(What the task requires): Make an exact copy of the listing below.

(Entries):
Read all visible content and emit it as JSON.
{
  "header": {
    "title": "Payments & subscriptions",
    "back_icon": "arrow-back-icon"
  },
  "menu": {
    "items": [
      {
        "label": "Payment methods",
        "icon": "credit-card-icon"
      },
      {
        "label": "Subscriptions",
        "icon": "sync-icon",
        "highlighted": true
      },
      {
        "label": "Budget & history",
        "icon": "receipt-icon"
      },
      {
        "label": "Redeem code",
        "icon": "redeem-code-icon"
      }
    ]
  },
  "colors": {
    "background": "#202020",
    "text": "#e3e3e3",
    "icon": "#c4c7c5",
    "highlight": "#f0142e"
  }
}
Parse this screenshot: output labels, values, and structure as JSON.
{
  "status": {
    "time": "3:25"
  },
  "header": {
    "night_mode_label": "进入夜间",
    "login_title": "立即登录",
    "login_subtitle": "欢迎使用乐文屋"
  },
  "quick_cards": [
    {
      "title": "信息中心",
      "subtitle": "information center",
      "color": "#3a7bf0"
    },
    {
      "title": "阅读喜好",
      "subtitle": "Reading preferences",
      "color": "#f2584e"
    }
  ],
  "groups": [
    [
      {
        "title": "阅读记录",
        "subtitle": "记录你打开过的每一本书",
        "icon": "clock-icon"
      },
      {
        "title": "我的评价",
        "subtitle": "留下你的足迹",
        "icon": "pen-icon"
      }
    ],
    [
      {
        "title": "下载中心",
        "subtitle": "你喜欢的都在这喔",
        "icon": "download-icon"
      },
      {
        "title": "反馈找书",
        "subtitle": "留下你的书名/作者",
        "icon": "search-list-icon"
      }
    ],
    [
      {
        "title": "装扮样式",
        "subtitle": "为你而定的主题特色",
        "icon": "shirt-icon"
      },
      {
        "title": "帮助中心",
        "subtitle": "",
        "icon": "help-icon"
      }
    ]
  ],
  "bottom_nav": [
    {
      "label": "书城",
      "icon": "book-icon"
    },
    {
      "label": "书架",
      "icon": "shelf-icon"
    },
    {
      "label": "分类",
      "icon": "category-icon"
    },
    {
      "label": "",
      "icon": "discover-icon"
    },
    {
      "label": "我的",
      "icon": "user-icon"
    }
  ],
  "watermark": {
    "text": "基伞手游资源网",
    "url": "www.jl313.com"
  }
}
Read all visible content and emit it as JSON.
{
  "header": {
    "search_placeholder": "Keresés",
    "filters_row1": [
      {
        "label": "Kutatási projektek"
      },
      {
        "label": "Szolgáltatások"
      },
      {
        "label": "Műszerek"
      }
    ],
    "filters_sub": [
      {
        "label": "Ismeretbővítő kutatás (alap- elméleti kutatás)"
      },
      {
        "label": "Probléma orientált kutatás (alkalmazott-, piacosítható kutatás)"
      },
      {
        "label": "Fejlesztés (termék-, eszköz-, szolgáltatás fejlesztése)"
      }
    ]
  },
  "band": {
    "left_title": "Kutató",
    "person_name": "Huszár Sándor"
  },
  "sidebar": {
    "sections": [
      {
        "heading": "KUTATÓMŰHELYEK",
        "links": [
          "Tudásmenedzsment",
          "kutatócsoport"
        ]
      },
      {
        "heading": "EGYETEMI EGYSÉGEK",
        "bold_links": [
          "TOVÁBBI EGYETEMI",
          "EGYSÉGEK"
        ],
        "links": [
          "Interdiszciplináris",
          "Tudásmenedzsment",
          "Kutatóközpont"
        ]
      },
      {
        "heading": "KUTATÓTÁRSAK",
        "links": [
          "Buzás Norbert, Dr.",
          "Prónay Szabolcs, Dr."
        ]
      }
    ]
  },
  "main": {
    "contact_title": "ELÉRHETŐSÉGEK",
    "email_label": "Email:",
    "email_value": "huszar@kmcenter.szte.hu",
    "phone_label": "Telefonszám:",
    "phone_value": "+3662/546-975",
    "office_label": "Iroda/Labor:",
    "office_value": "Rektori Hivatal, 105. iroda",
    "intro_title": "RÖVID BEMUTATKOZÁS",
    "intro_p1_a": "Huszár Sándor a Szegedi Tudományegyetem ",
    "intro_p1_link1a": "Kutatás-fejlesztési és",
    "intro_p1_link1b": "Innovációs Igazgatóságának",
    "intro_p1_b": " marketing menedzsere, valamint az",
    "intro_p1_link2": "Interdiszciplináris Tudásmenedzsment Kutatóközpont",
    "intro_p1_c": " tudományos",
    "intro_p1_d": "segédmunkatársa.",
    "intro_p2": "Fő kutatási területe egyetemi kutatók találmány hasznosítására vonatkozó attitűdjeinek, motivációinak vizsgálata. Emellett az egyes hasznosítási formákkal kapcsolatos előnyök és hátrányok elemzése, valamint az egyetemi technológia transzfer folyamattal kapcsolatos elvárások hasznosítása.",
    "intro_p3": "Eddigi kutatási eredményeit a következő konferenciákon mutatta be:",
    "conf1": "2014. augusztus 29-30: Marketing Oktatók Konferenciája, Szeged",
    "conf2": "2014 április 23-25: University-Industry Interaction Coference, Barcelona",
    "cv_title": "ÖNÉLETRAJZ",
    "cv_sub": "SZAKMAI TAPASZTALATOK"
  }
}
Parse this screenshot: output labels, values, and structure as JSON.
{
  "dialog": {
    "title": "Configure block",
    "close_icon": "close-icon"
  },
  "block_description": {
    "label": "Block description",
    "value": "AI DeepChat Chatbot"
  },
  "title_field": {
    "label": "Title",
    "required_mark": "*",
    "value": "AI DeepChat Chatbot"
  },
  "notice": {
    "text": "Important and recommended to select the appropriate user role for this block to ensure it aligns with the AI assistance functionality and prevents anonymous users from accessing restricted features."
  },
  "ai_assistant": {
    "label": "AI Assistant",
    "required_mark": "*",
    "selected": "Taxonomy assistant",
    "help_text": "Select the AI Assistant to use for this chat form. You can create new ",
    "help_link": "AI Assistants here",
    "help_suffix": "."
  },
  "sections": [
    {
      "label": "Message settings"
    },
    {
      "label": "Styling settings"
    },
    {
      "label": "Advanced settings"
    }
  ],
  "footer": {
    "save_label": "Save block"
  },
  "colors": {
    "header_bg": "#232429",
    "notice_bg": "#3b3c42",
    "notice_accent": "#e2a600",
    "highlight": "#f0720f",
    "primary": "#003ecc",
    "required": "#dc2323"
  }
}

(In response):
Read all visible content and emit it as JSON.
{
  "header": {
    "title": "Payments & subscriptions",
    "back_icon": "arrow-back-icon"
  },
  "menu": {
    "items": [
      {
        "label": "Payment methods",
        "icon": "credit-card-icon"
      },
      {
        "label": "Subscriptions",
        "icon": "sync-icon",
        "highlighted": true
      },
      {
        "label": "Budget & history",
        "icon": "receipt-icon"
      },
      {
        "label": "Redeem code",
        "icon": "redeem-code-icon"
      }
    ]
  },
  "colors": {
    "background": "#202020",
    "text": "#e3e3e3",
    "icon": "#c4c7c5",
    "highlight": "#f0142e"
  }
}
Parse this screenshot: output labels, values, and structure as JSON.
{
  "status": {
    "time": "3:25"
  },
  "header": {
    "night_mode_label": "进入夜间",
    "login_title": "立即登录",
    "login_subtitle": "欢迎使用乐文屋"
  },
  "quick_cards": [
    {
      "title": "信息中心",
      "subtitle": "information center",
      "color": "#3a7bf0"
    },
    {
      "title": "阅读喜好",
      "subtitle": "Reading preferences",
      "color": "#f2584e"
    }
  ],
  "groups": [
    [
      {
        "title": "阅读记录",
        "subtitle": "记录你打开过的每一本书",
        "icon": "clock-icon"
      },
      {
        "title": "我的评价",
        "subtitle": "留下你的足迹",
        "icon": "pen-icon"
      }
    ],
    [
      {
        "title": "下载中心",
        "subtitle": "你喜欢的都在这喔",
        "icon": "download-icon"
      },
      {
        "title": "反馈找书",
        "subtitle": "留下你的书名/作者",
        "icon": "search-list-icon"
      }
    ],
    [
      {
        "title": "装扮样式",
        "subtitle": "为你而定的主题特色",
        "icon": "shirt-icon"
      },
      {
        "title": "帮助中心",
        "subtitle": "",
        "icon": "help-icon"
      }
    ]
  ],
  "bottom_nav": [
    {
      "label": "书城",
      "icon": "book-icon"
    },
    {
      "label": "书架",
      "icon": "shelf-icon"
    },
    {
      "label": "分类",
      "icon": "category-icon"
    },
    {
      "label": "",
      "icon": "discover-icon"
    },
    {
      "label": "我的",
      "icon": "user-icon"
    }
  ],
  "watermark": {
    "text": "基伞手游资源网",
    "url": "www.jl313.com"
  }
}
Read all visible content and emit it as JSON.
{
  "header": {
    "search_placeholder": "Keresés",
    "filters_row1": [
      {
        "label": "Kutatási projektek"
      },
      {
        "label": "Szolgáltatások"
      },
      {
        "label": "Műszerek"
      }
    ],
    "filters_sub": [
      {
        "label": "Ismeretbővítő kutatás (alap- elméleti kutatás)"
      },
      {
        "label": "Probléma orientált kutatás (alkalmazott-, piacosítható kutatás)"
      },
      {
        "label": "Fejlesztés (termék-, eszköz-, szolgáltatás fejlesztése)"
      }
    ]
  },
  "band": {
    "left_title": "Kutató",
    "person_name": "Huszár Sándor"
  },
  "sidebar": {
    "sections": [
      {
        "heading": "KUTATÓMŰHELYEK",
        "links": [
          "Tudásmenedzsment",
          "kutatócsoport"
        ]
      },
      {
        "heading": "EGYETEMI EGYSÉGEK",
        "bold_links": [
          "TOVÁBBI EGYETEMI",
          "EGYSÉGEK"
        ],
        "links": [
          "Interdiszciplináris",
          "Tudásmenedzsment",
          "Kutatóközpont"
        ]
      },
      {
        "heading": "KUTATÓTÁRSAK",
        "links": [
          "Buzás Norbert, Dr.",
          "Prónay Szabolcs, Dr."
        ]
      }
    ]
  },
  "main": {
    "contact_title": "ELÉRHETŐSÉGEK",
    "email_label": "Email:",
    "email_value": "huszar@kmcenter.szte.hu",
    "phone_label": "Telefonszám:",
    "phone_value": "+3662/546-975",
    "office_label": "Iroda/Labor:",
    "office_value": "Rektori Hivatal, 105. iroda",
    "intro_title": "RÖVID BEMUTATKOZÁS",
    "intro_p1_a": "Huszár Sándor a Szegedi Tudományegyetem ",
    "intro_p1_link1a": "Kutatás-fejlesztési és",
    "intro_p1_link1b": "Innovációs Igazgatóságának",
    "intro_p1_b": " marketing menedzsere, valamint az",
    "intro_p1_link2": "Interdiszciplináris Tudásmenedzsment Kutatóközpont",
    "intro_p1_c": " tudományos",
    "intro_p1_d": "segédmunkatársa.",
    "intro_p2": "Fő kutatási területe egyetemi kutatók találmány hasznosítására vonatkozó attitűdjeinek, motivációinak vizsgálata. Emellett az egyes hasznosítási formákkal kapcsolatos előnyök és hátrányok elemzése, valamint az egyetemi technológia transzfer folyamattal kapcsolatos elvárások hasznosítása.",
    "intro_p3": "Eddigi kutatási eredményeit a következő konferenciákon mutatta be:",
    "conf1": "2014. augusztus 29-30: Marketing Oktatók Konferenciája, Szeged",
    "conf2": "2014 április 23-25: University-Industry Interaction Coference, Barcelona",
    "cv_title": "ÖNÉLETRAJZ",
    "cv_sub": "SZAKMAI TAPASZTALATOK"
  }
}
Parse this screenshot: output labels, values, and structure as JSON.
{
  "dialog": {
    "title": "Configure block",
    "close_icon": "close-icon"
  },
  "block_description": {
    "label": "Block description",
    "value": "AI DeepChat Chatbot"
  },
  "title_field": {
    "label": "Title",
    "required_mark": "*",
    "value": "AI DeepChat Chatbot"
  },
  "notice": {
    "text": "Important and recommended to select the appropriate user role for this block to ensure it aligns with the AI assistance functionality and prevents anonymous users from accessing restricted features."
  },
  "ai_assistant": {
    "label": "AI Assistant",
    "required_mark": "*",
    "selected": "Taxonomy assistant",
    "help_text": "Select the AI Assistant to use for this chat form. You can create new ",
    "help_link": "AI Assistants here",
    "help_suffix": "."
  },
  "sections": [
    {
      "label": "Message settings"
    },
    {
      "label": "Styling settings"
    },
    {
      "label": "Advanced settings"
    }
  ],
  "footer": {
    "save_label": "Save block"
  },
  "colors": {
    "header_bg": "#232429",
    "notice_bg": "#3b3c42",
    "notice_accent": "#e2a600",
    "highlight": "#f0720f",
    "primary": "#003ecc",
    "required": "#dc2323"
  }
}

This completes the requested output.